(Structured figure records)
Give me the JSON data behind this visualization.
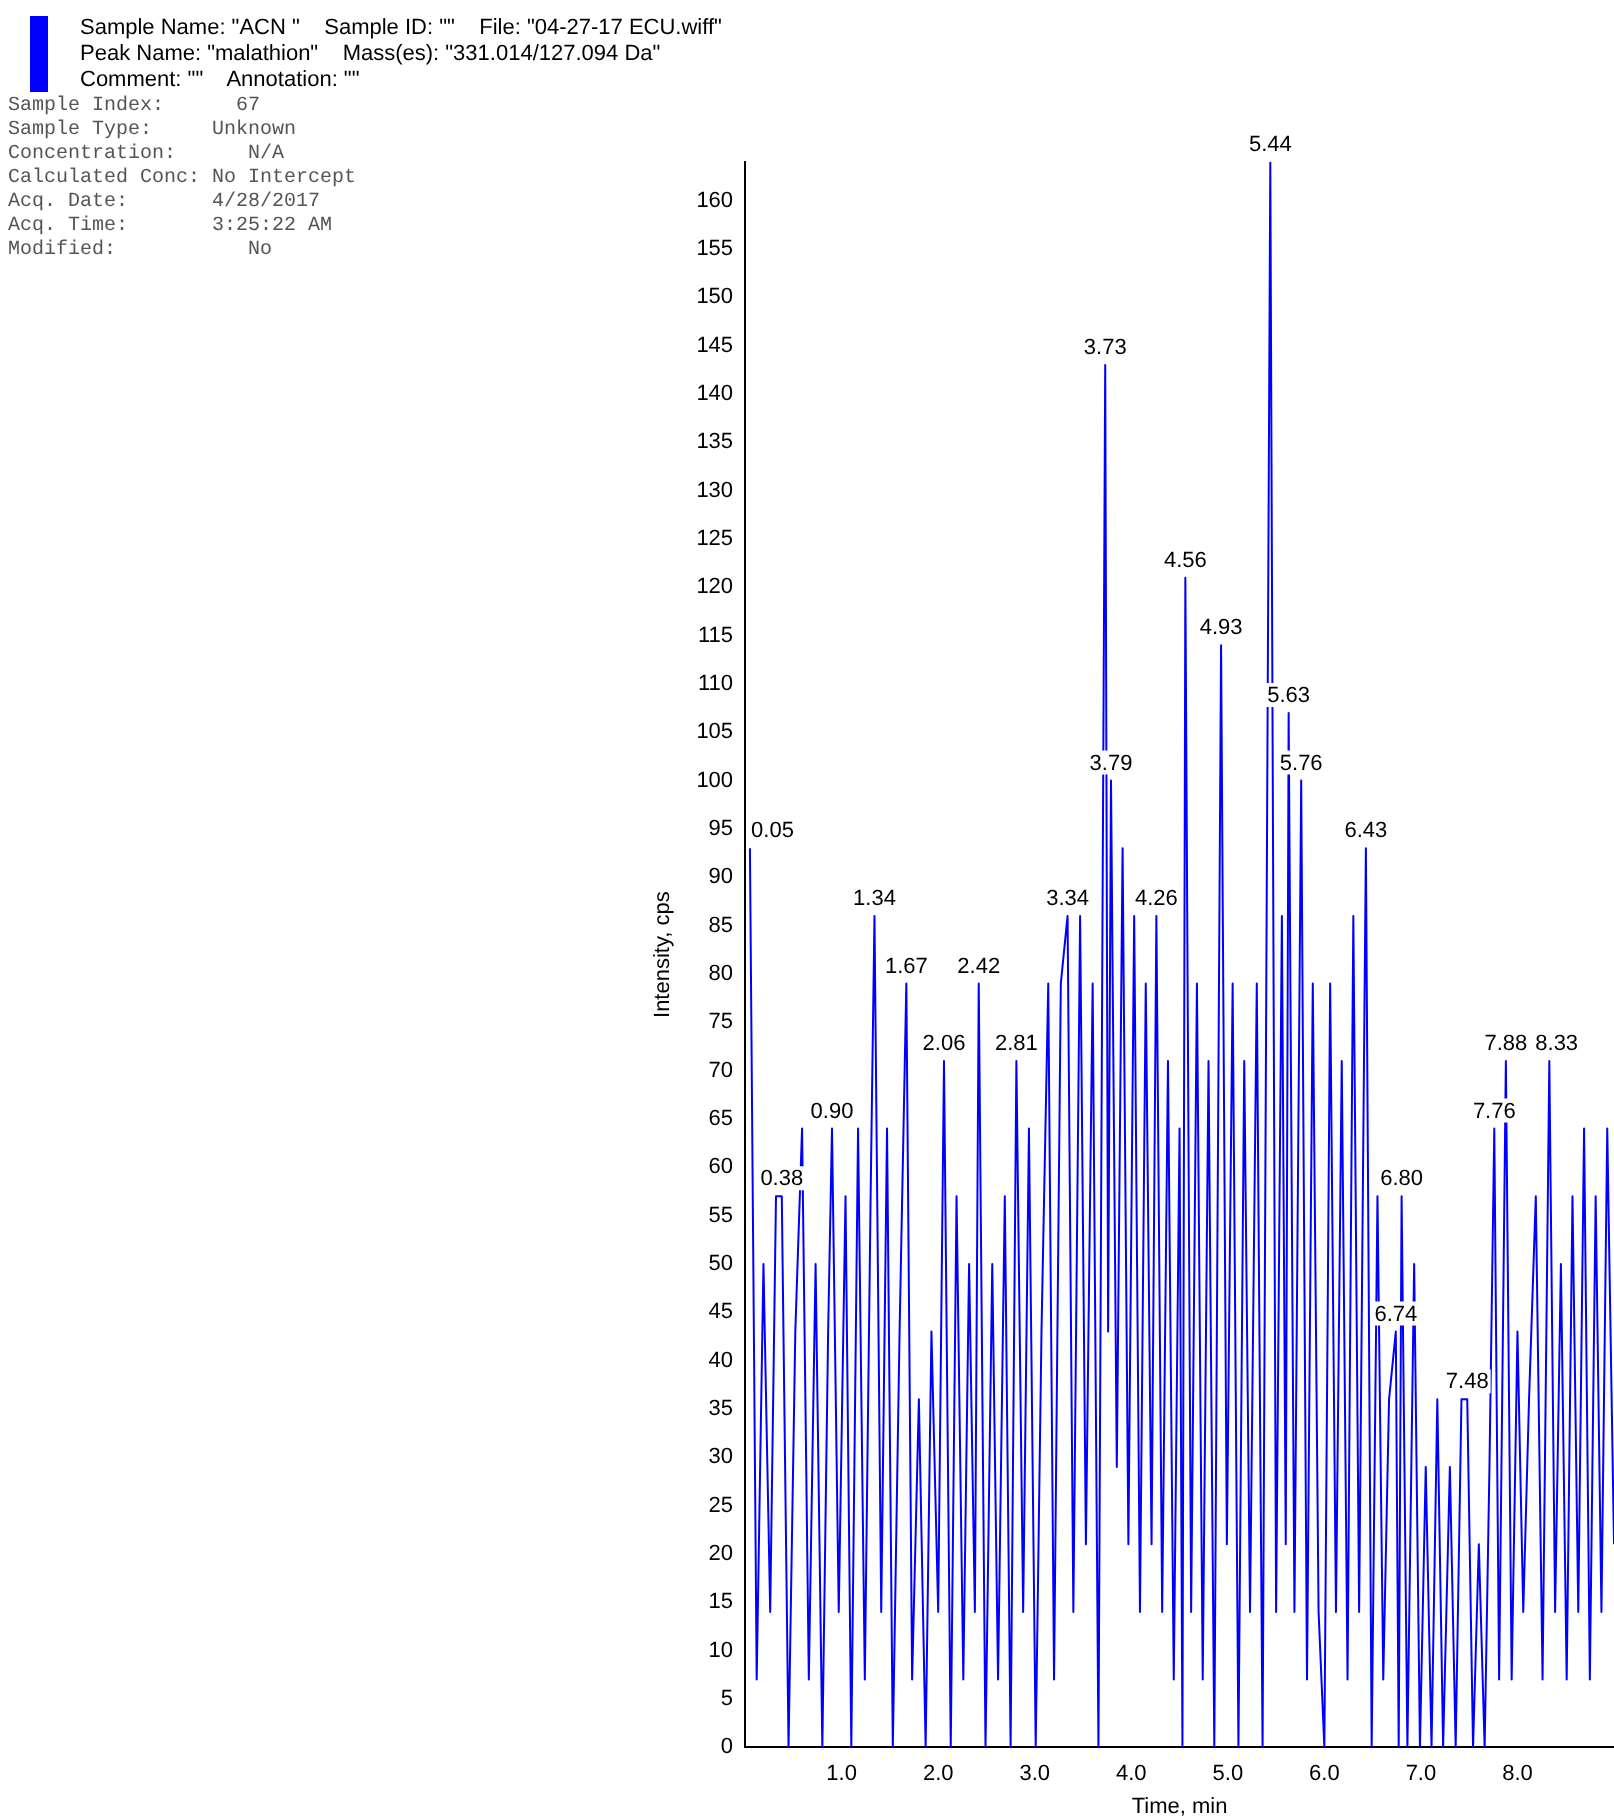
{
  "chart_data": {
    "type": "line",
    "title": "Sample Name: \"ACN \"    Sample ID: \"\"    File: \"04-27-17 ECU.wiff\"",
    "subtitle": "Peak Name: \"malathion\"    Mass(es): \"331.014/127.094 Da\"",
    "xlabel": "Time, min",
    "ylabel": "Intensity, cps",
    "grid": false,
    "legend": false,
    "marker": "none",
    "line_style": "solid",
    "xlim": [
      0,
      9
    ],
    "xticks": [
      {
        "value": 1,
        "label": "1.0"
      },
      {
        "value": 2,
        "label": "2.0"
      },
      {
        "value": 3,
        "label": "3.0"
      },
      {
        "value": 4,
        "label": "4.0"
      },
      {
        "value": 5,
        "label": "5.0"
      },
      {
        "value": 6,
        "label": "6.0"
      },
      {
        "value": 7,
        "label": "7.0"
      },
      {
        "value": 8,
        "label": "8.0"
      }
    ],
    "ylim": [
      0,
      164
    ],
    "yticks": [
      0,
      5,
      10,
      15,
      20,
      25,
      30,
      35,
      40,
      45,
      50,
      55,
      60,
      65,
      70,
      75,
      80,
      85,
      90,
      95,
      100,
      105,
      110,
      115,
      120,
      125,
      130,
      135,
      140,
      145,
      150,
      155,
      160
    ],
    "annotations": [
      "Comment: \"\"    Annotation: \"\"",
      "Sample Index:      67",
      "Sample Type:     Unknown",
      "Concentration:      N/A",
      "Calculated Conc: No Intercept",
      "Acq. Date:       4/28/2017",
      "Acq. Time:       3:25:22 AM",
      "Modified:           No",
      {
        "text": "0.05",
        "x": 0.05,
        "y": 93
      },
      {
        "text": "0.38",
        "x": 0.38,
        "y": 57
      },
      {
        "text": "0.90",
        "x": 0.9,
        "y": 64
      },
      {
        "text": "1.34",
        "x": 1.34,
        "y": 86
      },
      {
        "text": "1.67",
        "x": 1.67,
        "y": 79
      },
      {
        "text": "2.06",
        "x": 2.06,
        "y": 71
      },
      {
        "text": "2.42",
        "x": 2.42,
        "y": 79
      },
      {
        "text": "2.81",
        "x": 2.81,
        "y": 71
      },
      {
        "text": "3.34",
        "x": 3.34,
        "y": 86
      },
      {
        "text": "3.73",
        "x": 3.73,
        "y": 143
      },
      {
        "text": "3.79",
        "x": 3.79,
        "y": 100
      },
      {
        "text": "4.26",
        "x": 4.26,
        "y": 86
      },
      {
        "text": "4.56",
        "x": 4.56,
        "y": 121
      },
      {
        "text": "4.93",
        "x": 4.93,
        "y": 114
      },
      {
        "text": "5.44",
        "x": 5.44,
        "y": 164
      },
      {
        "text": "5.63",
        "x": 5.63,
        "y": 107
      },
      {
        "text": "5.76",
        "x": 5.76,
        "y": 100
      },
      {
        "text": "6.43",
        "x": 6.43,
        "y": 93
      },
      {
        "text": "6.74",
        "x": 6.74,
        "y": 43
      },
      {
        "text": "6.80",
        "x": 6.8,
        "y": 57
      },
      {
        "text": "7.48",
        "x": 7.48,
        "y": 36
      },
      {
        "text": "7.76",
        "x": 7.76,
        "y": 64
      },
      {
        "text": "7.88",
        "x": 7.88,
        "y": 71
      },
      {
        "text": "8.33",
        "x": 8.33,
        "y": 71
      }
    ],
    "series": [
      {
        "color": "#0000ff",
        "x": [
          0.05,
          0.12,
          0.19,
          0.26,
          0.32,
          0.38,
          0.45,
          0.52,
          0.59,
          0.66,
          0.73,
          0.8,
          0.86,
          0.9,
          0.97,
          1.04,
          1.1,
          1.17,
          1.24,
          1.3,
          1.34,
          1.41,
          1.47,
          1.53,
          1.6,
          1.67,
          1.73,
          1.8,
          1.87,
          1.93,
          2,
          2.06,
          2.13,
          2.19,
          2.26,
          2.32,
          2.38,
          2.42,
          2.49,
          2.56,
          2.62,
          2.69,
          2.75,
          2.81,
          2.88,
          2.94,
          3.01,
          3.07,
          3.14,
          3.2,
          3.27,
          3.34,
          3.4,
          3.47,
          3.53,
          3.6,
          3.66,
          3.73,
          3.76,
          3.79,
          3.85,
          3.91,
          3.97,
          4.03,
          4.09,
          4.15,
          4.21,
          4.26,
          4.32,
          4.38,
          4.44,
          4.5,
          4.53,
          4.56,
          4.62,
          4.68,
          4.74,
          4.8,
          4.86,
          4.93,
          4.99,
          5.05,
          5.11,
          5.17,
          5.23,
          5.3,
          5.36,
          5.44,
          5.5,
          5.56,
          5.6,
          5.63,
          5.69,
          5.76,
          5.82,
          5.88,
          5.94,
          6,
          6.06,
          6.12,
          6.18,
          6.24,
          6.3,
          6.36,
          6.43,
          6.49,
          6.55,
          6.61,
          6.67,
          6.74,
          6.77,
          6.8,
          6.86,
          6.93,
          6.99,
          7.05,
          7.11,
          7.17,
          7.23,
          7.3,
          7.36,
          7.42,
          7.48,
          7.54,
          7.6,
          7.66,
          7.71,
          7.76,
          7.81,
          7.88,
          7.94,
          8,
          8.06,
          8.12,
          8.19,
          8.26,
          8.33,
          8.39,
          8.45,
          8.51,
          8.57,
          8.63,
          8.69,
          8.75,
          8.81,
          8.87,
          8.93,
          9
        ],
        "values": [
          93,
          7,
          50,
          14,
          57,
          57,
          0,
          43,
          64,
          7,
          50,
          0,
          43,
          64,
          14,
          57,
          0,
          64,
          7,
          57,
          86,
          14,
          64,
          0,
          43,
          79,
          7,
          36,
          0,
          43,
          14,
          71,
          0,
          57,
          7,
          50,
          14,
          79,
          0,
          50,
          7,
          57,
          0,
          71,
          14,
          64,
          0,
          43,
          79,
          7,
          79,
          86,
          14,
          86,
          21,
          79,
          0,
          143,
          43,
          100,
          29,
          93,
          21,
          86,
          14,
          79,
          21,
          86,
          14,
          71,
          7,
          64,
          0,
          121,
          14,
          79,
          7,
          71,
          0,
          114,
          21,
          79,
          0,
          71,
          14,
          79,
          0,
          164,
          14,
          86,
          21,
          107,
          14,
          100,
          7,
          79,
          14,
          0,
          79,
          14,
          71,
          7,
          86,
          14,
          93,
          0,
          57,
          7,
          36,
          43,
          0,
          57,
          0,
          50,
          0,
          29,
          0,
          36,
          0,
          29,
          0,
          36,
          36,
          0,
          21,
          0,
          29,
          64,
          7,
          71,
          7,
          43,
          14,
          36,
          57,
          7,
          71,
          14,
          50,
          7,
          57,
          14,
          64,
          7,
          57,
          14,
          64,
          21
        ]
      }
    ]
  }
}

PROBLEM DETAILS: Output all of the records exactly as they appear above, but not the pictures.

OUTPUT BELOW:
Give me the JSON data behind this visualization.
{
  "chart_data": {
    "type": "line",
    "title": "Sample Name: \"ACN \"    Sample ID: \"\"    File: \"04-27-17 ECU.wiff\"",
    "subtitle": "Peak Name: \"malathion\"    Mass(es): \"331.014/127.094 Da\"",
    "xlabel": "Time, min",
    "ylabel": "Intensity, cps",
    "grid": false,
    "legend": false,
    "marker": "none",
    "line_style": "solid",
    "xlim": [
      0,
      9
    ],
    "xticks": [
      {
        "value": 1,
        "label": "1.0"
      },
      {
        "value": 2,
        "label": "2.0"
      },
      {
        "value": 3,
        "label": "3.0"
      },
      {
        "value": 4,
        "label": "4.0"
      },
      {
        "value": 5,
        "label": "5.0"
      },
      {
        "value": 6,
        "label": "6.0"
      },
      {
        "value": 7,
        "label": "7.0"
      },
      {
        "value": 8,
        "label": "8.0"
      }
    ],
    "ylim": [
      0,
      164
    ],
    "yticks": [
      0,
      5,
      10,
      15,
      20,
      25,
      30,
      35,
      40,
      45,
      50,
      55,
      60,
      65,
      70,
      75,
      80,
      85,
      90,
      95,
      100,
      105,
      110,
      115,
      120,
      125,
      130,
      135,
      140,
      145,
      150,
      155,
      160
    ],
    "annotations": [
      "Comment: \"\"    Annotation: \"\"",
      "Sample Index:      67",
      "Sample Type:     Unknown",
      "Concentration:      N/A",
      "Calculated Conc: No Intercept",
      "Acq. Date:       4/28/2017",
      "Acq. Time:       3:25:22 AM",
      "Modified:           No",
      {
        "text": "0.05",
        "x": 0.05,
        "y": 93
      },
      {
        "text": "0.38",
        "x": 0.38,
        "y": 57
      },
      {
        "text": "0.90",
        "x": 0.9,
        "y": 64
      },
      {
        "text": "1.34",
        "x": 1.34,
        "y": 86
      },
      {
        "text": "1.67",
        "x": 1.67,
        "y": 79
      },
      {
        "text": "2.06",
        "x": 2.06,
        "y": 71
      },
      {
        "text": "2.42",
        "x": 2.42,
        "y": 79
      },
      {
        "text": "2.81",
        "x": 2.81,
        "y": 71
      },
      {
        "text": "3.34",
        "x": 3.34,
        "y": 86
      },
      {
        "text": "3.73",
        "x": 3.73,
        "y": 143
      },
      {
        "text": "3.79",
        "x": 3.79,
        "y": 100
      },
      {
        "text": "4.26",
        "x": 4.26,
        "y": 86
      },
      {
        "text": "4.56",
        "x": 4.56,
        "y": 121
      },
      {
        "text": "4.93",
        "x": 4.93,
        "y": 114
      },
      {
        "text": "5.44",
        "x": 5.44,
        "y": 164
      },
      {
        "text": "5.63",
        "x": 5.63,
        "y": 107
      },
      {
        "text": "5.76",
        "x": 5.76,
        "y": 100
      },
      {
        "text": "6.43",
        "x": 6.43,
        "y": 93
      },
      {
        "text": "6.74",
        "x": 6.74,
        "y": 43
      },
      {
        "text": "6.80",
        "x": 6.8,
        "y": 57
      },
      {
        "text": "7.48",
        "x": 7.48,
        "y": 36
      },
      {
        "text": "7.76",
        "x": 7.76,
        "y": 64
      },
      {
        "text": "7.88",
        "x": 7.88,
        "y": 71
      },
      {
        "text": "8.33",
        "x": 8.33,
        "y": 71
      }
    ],
    "series": [
      {
        "color": "#0000ff",
        "x": [
          0.05,
          0.12,
          0.19,
          0.26,
          0.32,
          0.38,
          0.45,
          0.52,
          0.59,
          0.66,
          0.73,
          0.8,
          0.86,
          0.9,
          0.97,
          1.04,
          1.1,
          1.17,
          1.24,
          1.3,
          1.34,
          1.41,
          1.47,
          1.53,
          1.6,
          1.67,
          1.73,
          1.8,
          1.87,
          1.93,
          2,
          2.06,
          2.13,
          2.19,
          2.26,
          2.32,
          2.38,
          2.42,
          2.49,
          2.56,
          2.62,
          2.69,
          2.75,
          2.81,
          2.88,
          2.94,
          3.01,
          3.07,
          3.14,
          3.2,
          3.27,
          3.34,
          3.4,
          3.47,
          3.53,
          3.6,
          3.66,
          3.73,
          3.76,
          3.79,
          3.85,
          3.91,
          3.97,
          4.03,
          4.09,
          4.15,
          4.21,
          4.26,
          4.32,
          4.38,
          4.44,
          4.5,
          4.53,
          4.56,
          4.62,
          4.68,
          4.74,
          4.8,
          4.86,
          4.93,
          4.99,
          5.05,
          5.11,
          5.17,
          5.23,
          5.3,
          5.36,
          5.44,
          5.5,
          5.56,
          5.6,
          5.63,
          5.69,
          5.76,
          5.82,
          5.88,
          5.94,
          6,
          6.06,
          6.12,
          6.18,
          6.24,
          6.3,
          6.36,
          6.43,
          6.49,
          6.55,
          6.61,
          6.67,
          6.74,
          6.77,
          6.8,
          6.86,
          6.93,
          6.99,
          7.05,
          7.11,
          7.17,
          7.23,
          7.3,
          7.36,
          7.42,
          7.48,
          7.54,
          7.6,
          7.66,
          7.71,
          7.76,
          7.81,
          7.88,
          7.94,
          8,
          8.06,
          8.12,
          8.19,
          8.26,
          8.33,
          8.39,
          8.45,
          8.51,
          8.57,
          8.63,
          8.69,
          8.75,
          8.81,
          8.87,
          8.93,
          9
        ],
        "values": [
          93,
          7,
          50,
          14,
          57,
          57,
          0,
          43,
          64,
          7,
          50,
          0,
          43,
          64,
          14,
          57,
          0,
          64,
          7,
          57,
          86,
          14,
          64,
          0,
          43,
          79,
          7,
          36,
          0,
          43,
          14,
          71,
          0,
          57,
          7,
          50,
          14,
          79,
          0,
          50,
          7,
          57,
          0,
          71,
          14,
          64,
          0,
          43,
          79,
          7,
          79,
          86,
          14,
          86,
          21,
          79,
          0,
          143,
          43,
          100,
          29,
          93,
          21,
          86,
          14,
          79,
          21,
          86,
          14,
          71,
          7,
          64,
          0,
          121,
          14,
          79,
          7,
          71,
          0,
          114,
          21,
          79,
          0,
          71,
          14,
          79,
          0,
          164,
          14,
          86,
          21,
          107,
          14,
          100,
          7,
          79,
          14,
          0,
          79,
          14,
          71,
          7,
          86,
          14,
          93,
          0,
          57,
          7,
          36,
          43,
          0,
          57,
          0,
          50,
          0,
          29,
          0,
          36,
          0,
          29,
          0,
          36,
          36,
          0,
          21,
          0,
          29,
          64,
          7,
          71,
          7,
          43,
          14,
          36,
          57,
          7,
          71,
          14,
          50,
          7,
          57,
          14,
          64,
          7,
          57,
          14,
          64,
          21
        ]
      }
    ]
  }
}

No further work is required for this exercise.